- **Problem description**: In the copy, keep every record exact and leave out all images.

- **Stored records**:
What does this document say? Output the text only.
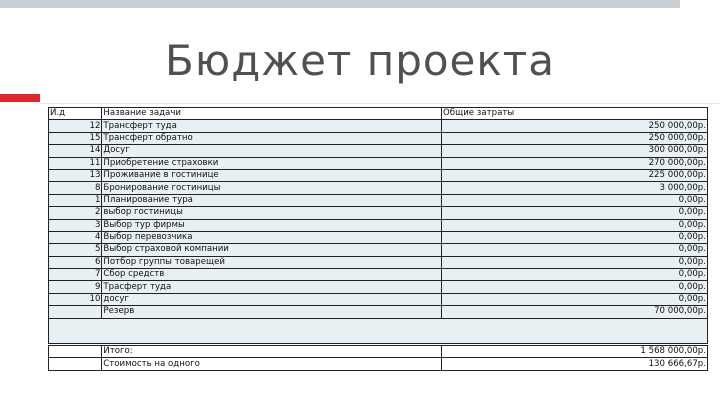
Бюджет проекта
И.д	Название задачи	Общие затраты
12	Трансферт туда	250 000,00р.
15	Трансферт обратно	250 000,00р.
14	Досуг	300 000,00р.
11	Приобретение страховки	270 000,00р.
13	Проживание в гостинице	225 000,00р.
8	Бронирование гостиницы	3 000,00р.
1	Планирование тура	0,00р.
2	выбор гостиницы	0,00р.
3	Выбор тур фирмы	0,00р.
4	Выбор перевозчика	0,00р.
5	Выбор страховой компании	0,00р.
6	Потбор группы товарещей	0,00р.
7	Сбор средств	0,00р.
9	Трасферт туда	0,00р.
10	досуг	0,00р.
	Резерв	70 000,00р.

	Итого:	1 568 000,00р.
	Стоимость на одного	130 666,67р.
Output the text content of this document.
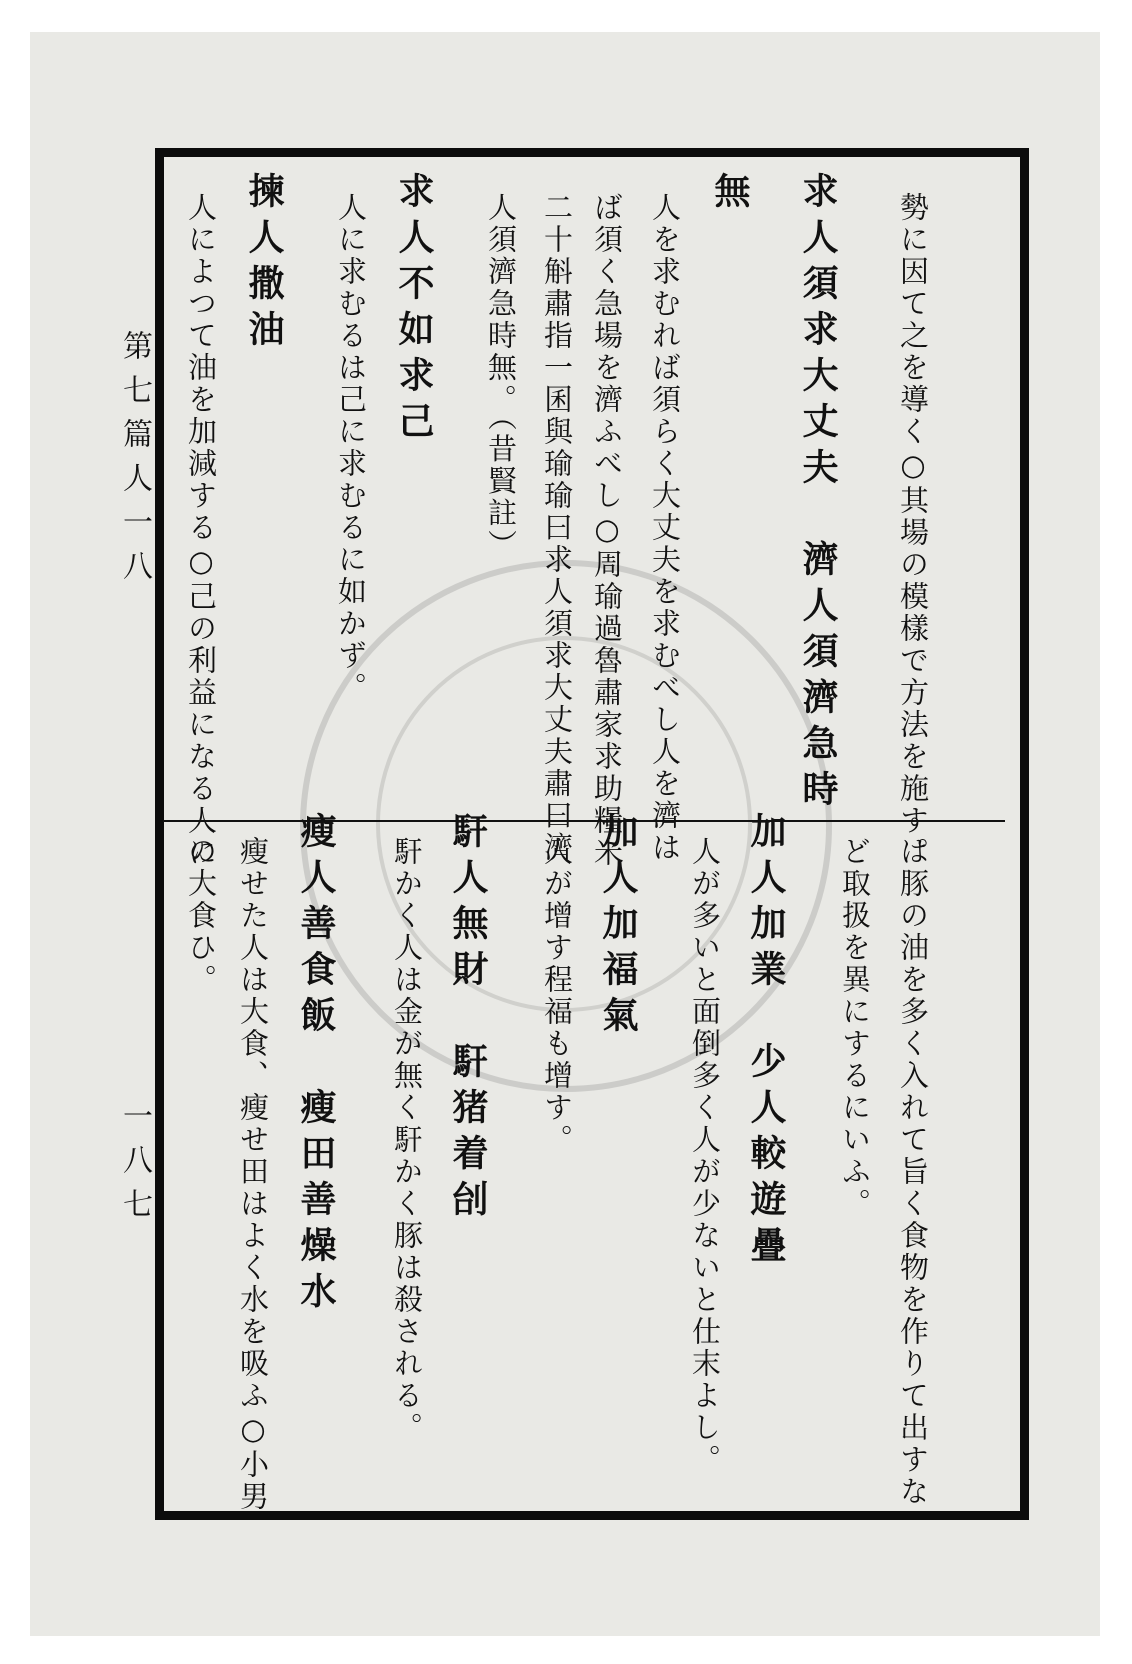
第七篇人一八
一八七
勢に因て之を導く○其場の模樣で方法を施す。
求人須求大丈夫　濟人須濟急時
無
人を求むれば須らく大丈夫を求むべし人を濟は
ば須く急場を濟ふべし○周瑜過魯肅家求助糧米
二十斛肅指一囷與瑜瑜曰求人須求大丈夫肅曰濟
人須濟急時無。（昔賢註）
求人不如求己
人に求むるは己に求むるに如かず。
揀人撒油
人によつて油を加減する○己の利益になる人に
は豚の油を多く入れて旨く食物を作りて出すな
ど取扱を異にするにいふ。
加人加業　少人較遊疊
人が多いと面倒多く人が少ないと仕末よし。
加人加福氣
人が增す程福も增す。
馯人無財　馯猪着刣
馯かく人は金が無く馯かく豚は殺される。
瘦人善食飯　瘦田善燥水
瘦せた人は大食、瘦せ田はよく水を吸ふ○小男
の大食ひ。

- **Response**:
What does this document say? Output the text only.
Бюджет проекта
И.д	Название задачи	Общие затраты
12	Трансферт туда	250 000,00р.
15	Трансферт обратно	250 000,00р.
14	Досуг	300 000,00р.
11	Приобретение страховки	270 000,00р.
13	Проживание в гостинице	225 000,00р.
8	Бронирование гостиницы	3 000,00р.
1	Планирование тура	0,00р.
2	выбор гостиницы	0,00р.
3	Выбор тур фирмы	0,00р.
4	Выбор перевозчика	0,00р.
5	Выбор страховой компании	0,00р.
6	Потбор группы товарещей	0,00р.
7	Сбор средств	0,00р.
9	Трасферт туда	0,00р.
10	досуг	0,00р.
	Резерв	70 000,00р.

	Итого:	1 568 000,00р.
	Стоимость на одного	130 666,67р.
Output the text content of this document.
第七篇人一八
一八七
勢に因て之を導く○其場の模樣で方法を施す。
求人須求大丈夫　濟人須濟急時
無
人を求むれば須らく大丈夫を求むべし人を濟は
ば須く急場を濟ふべし○周瑜過魯肅家求助糧米
二十斛肅指一囷與瑜瑜曰求人須求大丈夫肅曰濟
人須濟急時無。（昔賢註）
求人不如求己
人に求むるは己に求むるに如かず。
揀人撒油
人によつて油を加減する○己の利益になる人に
は豚の油を多く入れて旨く食物を作りて出すな
ど取扱を異にするにいふ。
加人加業　少人較遊疊
人が多いと面倒多く人が少ないと仕末よし。
加人加福氣
人が增す程福も增す。
馯人無財　馯猪着刣
馯かく人は金が無く馯かく豚は殺される。
瘦人善食飯　瘦田善燥水
瘦せた人は大食、瘦せ田はよく水を吸ふ○小男
の大食ひ。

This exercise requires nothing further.